** Begin Materials provided **
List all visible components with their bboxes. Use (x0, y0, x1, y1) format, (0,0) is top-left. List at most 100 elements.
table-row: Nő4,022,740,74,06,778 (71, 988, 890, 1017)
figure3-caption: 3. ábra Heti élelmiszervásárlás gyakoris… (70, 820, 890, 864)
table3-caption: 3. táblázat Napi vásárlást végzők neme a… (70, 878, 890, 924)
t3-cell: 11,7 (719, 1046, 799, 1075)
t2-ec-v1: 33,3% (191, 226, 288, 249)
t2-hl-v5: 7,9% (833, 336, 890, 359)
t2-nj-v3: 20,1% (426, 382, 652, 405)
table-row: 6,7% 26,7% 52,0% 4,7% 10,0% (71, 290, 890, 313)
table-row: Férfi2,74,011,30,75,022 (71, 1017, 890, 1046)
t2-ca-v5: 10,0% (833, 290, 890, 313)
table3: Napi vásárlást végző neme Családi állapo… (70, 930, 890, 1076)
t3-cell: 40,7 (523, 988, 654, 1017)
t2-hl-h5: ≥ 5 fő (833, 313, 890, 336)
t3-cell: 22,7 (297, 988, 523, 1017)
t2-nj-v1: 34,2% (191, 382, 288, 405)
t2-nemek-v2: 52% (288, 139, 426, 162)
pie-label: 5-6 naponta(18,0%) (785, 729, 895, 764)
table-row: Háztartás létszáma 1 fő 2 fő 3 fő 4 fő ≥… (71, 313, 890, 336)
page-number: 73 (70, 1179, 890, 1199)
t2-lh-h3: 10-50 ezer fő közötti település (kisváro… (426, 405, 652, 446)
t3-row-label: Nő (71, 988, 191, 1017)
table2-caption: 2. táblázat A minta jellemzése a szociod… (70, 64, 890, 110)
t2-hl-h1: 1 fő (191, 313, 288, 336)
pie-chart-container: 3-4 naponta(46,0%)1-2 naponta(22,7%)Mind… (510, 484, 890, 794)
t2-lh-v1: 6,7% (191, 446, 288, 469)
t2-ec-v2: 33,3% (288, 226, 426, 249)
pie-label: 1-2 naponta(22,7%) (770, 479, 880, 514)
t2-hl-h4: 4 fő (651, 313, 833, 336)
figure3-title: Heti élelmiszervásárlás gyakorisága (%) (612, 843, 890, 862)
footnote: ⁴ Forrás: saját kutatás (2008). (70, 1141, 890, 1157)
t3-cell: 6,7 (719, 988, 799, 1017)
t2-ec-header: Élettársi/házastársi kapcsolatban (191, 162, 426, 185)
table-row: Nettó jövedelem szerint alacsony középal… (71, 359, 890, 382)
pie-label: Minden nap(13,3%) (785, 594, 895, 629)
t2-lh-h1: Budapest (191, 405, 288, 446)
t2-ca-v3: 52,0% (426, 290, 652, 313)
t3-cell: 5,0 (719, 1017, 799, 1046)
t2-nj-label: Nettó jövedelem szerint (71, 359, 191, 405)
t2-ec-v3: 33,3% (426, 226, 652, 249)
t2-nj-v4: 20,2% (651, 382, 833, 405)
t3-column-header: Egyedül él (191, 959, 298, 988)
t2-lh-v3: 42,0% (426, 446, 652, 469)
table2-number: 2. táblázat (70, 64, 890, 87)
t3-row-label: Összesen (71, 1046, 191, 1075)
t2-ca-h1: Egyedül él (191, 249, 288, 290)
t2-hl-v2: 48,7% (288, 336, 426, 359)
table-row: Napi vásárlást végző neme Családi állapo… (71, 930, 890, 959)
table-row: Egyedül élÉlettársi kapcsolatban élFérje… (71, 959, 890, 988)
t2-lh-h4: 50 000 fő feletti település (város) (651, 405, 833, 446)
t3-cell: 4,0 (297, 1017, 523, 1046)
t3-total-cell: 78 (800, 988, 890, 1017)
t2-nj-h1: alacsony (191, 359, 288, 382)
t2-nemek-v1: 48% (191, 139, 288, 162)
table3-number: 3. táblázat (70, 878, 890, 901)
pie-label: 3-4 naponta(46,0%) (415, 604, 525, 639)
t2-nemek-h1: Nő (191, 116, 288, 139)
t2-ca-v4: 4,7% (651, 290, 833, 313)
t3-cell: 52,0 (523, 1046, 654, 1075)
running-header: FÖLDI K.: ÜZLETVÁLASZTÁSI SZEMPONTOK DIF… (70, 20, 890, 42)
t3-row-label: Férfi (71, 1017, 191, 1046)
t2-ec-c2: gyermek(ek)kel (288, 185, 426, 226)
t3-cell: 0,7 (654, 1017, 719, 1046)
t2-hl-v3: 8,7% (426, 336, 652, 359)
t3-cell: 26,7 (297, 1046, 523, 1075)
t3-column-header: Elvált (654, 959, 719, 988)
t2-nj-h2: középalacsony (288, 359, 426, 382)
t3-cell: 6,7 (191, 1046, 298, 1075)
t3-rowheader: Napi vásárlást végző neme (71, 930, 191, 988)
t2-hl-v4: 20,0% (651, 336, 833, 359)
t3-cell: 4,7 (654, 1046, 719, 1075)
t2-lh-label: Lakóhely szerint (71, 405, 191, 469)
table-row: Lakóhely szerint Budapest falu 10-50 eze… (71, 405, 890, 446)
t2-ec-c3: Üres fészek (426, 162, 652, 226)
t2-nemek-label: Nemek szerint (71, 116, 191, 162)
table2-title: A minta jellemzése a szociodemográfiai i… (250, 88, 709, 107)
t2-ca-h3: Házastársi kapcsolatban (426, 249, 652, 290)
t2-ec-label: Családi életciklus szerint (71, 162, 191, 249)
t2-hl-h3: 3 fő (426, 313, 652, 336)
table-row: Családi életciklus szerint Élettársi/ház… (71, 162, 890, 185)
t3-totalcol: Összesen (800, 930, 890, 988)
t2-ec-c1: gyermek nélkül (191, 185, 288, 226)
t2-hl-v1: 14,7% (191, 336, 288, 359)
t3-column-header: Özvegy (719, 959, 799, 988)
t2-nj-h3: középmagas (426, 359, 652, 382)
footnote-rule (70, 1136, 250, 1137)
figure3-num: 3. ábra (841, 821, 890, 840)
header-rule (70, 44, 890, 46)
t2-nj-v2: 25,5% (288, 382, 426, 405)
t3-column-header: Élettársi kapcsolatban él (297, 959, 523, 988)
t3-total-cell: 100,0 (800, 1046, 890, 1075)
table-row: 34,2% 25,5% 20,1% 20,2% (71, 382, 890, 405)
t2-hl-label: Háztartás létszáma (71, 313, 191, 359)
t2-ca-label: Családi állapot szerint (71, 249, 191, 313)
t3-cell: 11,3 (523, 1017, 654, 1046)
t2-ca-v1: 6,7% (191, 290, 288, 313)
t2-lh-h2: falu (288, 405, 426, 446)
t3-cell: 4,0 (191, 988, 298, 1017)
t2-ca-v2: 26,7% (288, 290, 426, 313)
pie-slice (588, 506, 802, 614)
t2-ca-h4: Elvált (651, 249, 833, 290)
** End Materials provided **
** Begin Materials provided **
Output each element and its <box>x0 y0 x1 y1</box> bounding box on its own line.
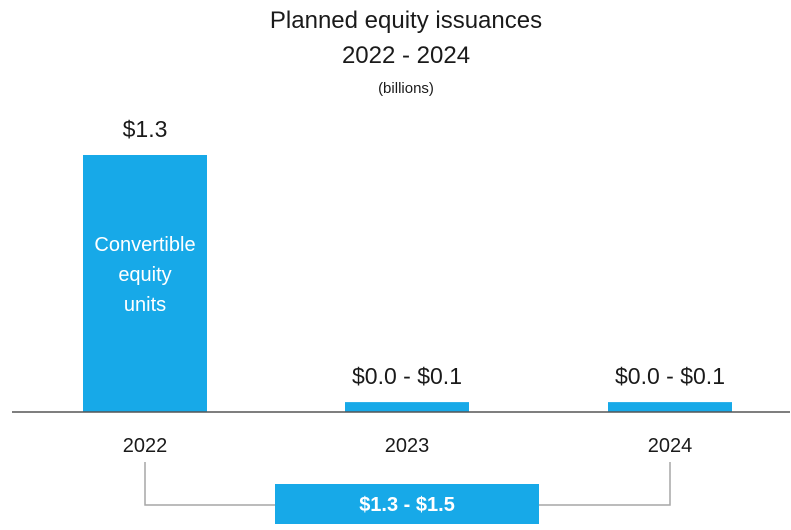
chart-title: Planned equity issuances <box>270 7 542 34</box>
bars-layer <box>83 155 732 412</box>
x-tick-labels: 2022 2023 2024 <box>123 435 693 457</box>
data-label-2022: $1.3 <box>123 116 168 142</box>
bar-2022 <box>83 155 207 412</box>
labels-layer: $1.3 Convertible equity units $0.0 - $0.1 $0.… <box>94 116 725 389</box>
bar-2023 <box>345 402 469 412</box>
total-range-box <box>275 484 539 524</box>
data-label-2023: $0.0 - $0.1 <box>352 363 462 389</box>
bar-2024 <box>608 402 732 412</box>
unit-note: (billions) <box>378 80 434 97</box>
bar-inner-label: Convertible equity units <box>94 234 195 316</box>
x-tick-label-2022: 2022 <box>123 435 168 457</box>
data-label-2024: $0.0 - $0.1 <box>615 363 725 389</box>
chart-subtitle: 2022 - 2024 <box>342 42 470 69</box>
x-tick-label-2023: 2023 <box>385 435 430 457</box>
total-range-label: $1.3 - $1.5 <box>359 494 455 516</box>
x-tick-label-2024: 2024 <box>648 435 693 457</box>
** End Materials provided **
** Begin Materials provided **
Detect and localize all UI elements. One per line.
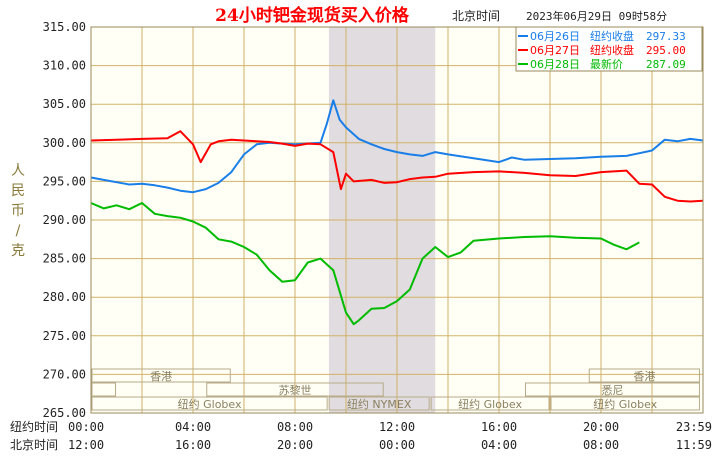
** End Materials provided **
◆ Work to be completed
Write out again every line from the one containing "Output each element" down to the one containing "bar-2022 <box>83 155 207 412</box>", including both, and leave the picture out of your answer.

◆ Correct output
Output each element and its <box>x0 y0 x1 y1</box> bounding box on its own line.
chart-title: Planned equity issuances <box>270 7 542 34</box>
bars-layer <box>83 155 732 412</box>
x-tick-labels: 2022 2023 2024 <box>123 435 693 457</box>
data-label-2022: $1.3 <box>123 116 168 142</box>
bar-2022 <box>83 155 207 412</box>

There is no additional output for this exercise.